#### [SET EXERCISE]
Locate and copy all lines bearing the word "Home".

#### [WORKING DATA]
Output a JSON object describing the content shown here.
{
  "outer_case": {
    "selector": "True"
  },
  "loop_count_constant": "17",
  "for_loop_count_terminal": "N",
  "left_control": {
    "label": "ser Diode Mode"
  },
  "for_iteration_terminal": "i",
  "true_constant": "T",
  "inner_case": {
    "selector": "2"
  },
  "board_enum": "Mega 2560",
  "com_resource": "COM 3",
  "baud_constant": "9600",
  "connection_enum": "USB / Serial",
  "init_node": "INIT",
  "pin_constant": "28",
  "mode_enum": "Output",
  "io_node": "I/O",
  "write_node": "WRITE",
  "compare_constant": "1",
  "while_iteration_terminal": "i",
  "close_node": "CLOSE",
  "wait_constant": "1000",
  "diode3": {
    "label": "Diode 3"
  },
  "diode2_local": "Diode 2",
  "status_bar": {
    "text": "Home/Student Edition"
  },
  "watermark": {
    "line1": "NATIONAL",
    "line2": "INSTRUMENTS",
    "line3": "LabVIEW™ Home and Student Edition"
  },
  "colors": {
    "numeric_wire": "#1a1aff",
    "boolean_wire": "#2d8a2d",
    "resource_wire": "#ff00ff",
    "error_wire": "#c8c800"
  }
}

#### [RESPONSE TO THE EXERCISE]
    "text": "Home/Student Edition"
    "line3": "LabVIEW™ Home and Student Edition"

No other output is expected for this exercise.